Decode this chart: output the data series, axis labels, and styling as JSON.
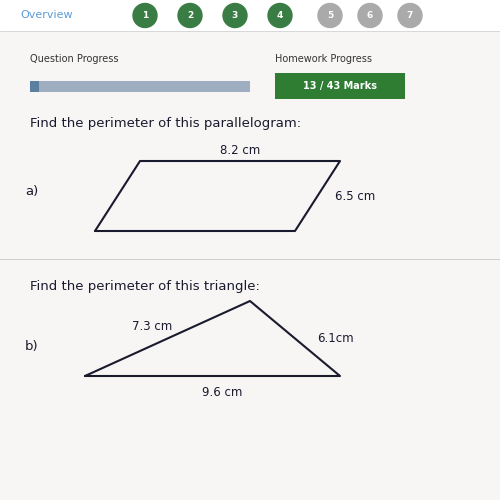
{
  "bg_color": "#f0eeec",
  "nav_bg": "#ffffff",
  "nav_text": "Overview",
  "nav_text_color": "#5b9bd5",
  "nav_numbers": [
    "1",
    "2",
    "3",
    "4",
    "5",
    "6",
    "7"
  ],
  "nav_colors_active": [
    "#3a7d44",
    "#3a7d44",
    "#3a7d44",
    "#3a7d44"
  ],
  "nav_colors_inactive": [
    "#aaaaaa",
    "#aaaaaa",
    "#aaaaaa"
  ],
  "qp_label": "Question Progress",
  "hp_label": "Homework Progress",
  "hp_value": "13 / 43 Marks",
  "hp_bg": "#2e7d32",
  "progress_bar_color": "#9eaec0",
  "title_para": "Find the perimeter of this parallelogram:",
  "label_a": "a)",
  "para_top_label": "8.2 cm",
  "para_side_label": "6.5 cm",
  "title_tri": "Find the perimeter of this triangle:",
  "label_b": "b)",
  "tri_left_label": "7.3 cm",
  "tri_right_label": "6.1cm",
  "tri_bottom_label": "9.6 cm",
  "text_color": "#1a1a2e",
  "shape_line_color": "#1a1a2e",
  "shape_linewidth": 1.5,
  "title_fontsize": 9.5,
  "label_fontsize": 9.5,
  "dim_fontsize": 8.5
}
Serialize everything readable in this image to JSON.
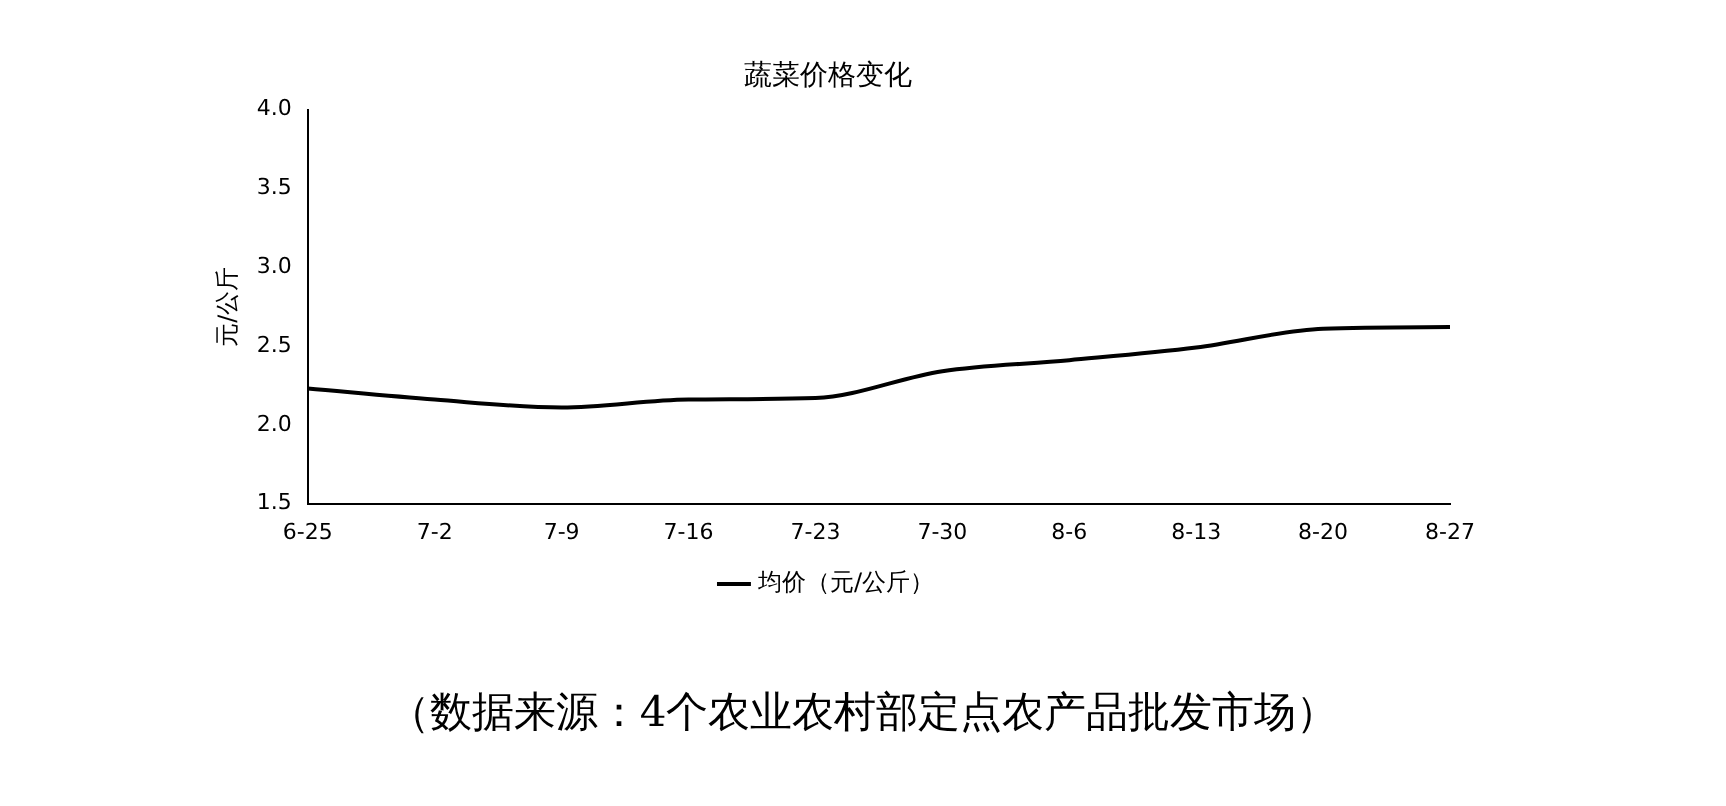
{
  "chart_data": {
    "type": "line",
    "title": "蔬菜价格变化",
    "ylabel": "元/公斤",
    "categories": [
      "6-25",
      "7-2",
      "7-9",
      "7-16",
      "7-23",
      "7-30",
      "8-6",
      "8-13",
      "8-20",
      "8-27"
    ],
    "series": [
      {
        "name": "均价（元/公斤）",
        "color": "#000000",
        "values": [
          2.23,
          2.16,
          2.11,
          2.16,
          2.17,
          2.34,
          2.41,
          2.49,
          2.61,
          2.62
        ]
      }
    ],
    "ylim": [
      1.5,
      4.0
    ],
    "yticks": [
      {
        "value": 1.5,
        "label": "1.5"
      },
      {
        "value": 2,
        "label": "2.0"
      },
      {
        "value": 2.5,
        "label": "2.5"
      },
      {
        "value": 3,
        "label": "3.0"
      },
      {
        "value": 3.5,
        "label": "3.5"
      },
      {
        "value": 4,
        "label": "4.0"
      }
    ],
    "legend": "bottom",
    "marker": "none",
    "line_style": "solid",
    "annotations": [
      "（数据来源：4个农业农村部定点农产品批发市场）"
    ]
  }
}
::::::::::
### STATED PROBLEM
The records above should be reproduced exactly, with no pictures included.

### COMPLETED TASK
Decode this chart: output the data series, axis labels, and styling as JSON.
{
  "bg_color": "#f0eeec",
  "nav_bg": "#ffffff",
  "nav_text": "Overview",
  "nav_text_color": "#5b9bd5",
  "nav_numbers": [
    "1",
    "2",
    "3",
    "4",
    "5",
    "6",
    "7"
  ],
  "nav_colors_active": [
    "#3a7d44",
    "#3a7d44",
    "#3a7d44",
    "#3a7d44"
  ],
  "nav_colors_inactive": [
    "#aaaaaa",
    "#aaaaaa",
    "#aaaaaa"
  ],
  "qp_label": "Question Progress",
  "hp_label": "Homework Progress",
  "hp_value": "13 / 43 Marks",
  "hp_bg": "#2e7d32",
  "progress_bar_color": "#9eaec0",
  "title_para": "Find the perimeter of this parallelogram:",
  "label_a": "a)",
  "para_top_label": "8.2 cm",
  "para_side_label": "6.5 cm",
  "title_tri": "Find the perimeter of this triangle:",
  "label_b": "b)",
  "tri_left_label": "7.3 cm",
  "tri_right_label": "6.1cm",
  "tri_bottom_label": "9.6 cm",
  "text_color": "#1a1a2e",
  "shape_line_color": "#1a1a2e",
  "shape_linewidth": 1.5,
  "title_fontsize": 9.5,
  "label_fontsize": 9.5,
  "dim_fontsize": 8.5
}
Serialize everything readable in this image to JSON.
{
  "chart_data": {
    "type": "line",
    "title": "蔬菜价格变化",
    "ylabel": "元/公斤",
    "categories": [
      "6-25",
      "7-2",
      "7-9",
      "7-16",
      "7-23",
      "7-30",
      "8-6",
      "8-13",
      "8-20",
      "8-27"
    ],
    "series": [
      {
        "name": "均价（元/公斤）",
        "color": "#000000",
        "values": [
          2.23,
          2.16,
          2.11,
          2.16,
          2.17,
          2.34,
          2.41,
          2.49,
          2.61,
          2.62
        ]
      }
    ],
    "ylim": [
      1.5,
      4.0
    ],
    "yticks": [
      {
        "value": 1.5,
        "label": "1.5"
      },
      {
        "value": 2,
        "label": "2.0"
      },
      {
        "value": 2.5,
        "label": "2.5"
      },
      {
        "value": 3,
        "label": "3.0"
      },
      {
        "value": 3.5,
        "label": "3.5"
      },
      {
        "value": 4,
        "label": "4.0"
      }
    ],
    "legend": "bottom",
    "marker": "none",
    "line_style": "solid",
    "annotations": [
      "（数据来源：4个农业农村部定点农产品批发市场）"
    ]
  }
}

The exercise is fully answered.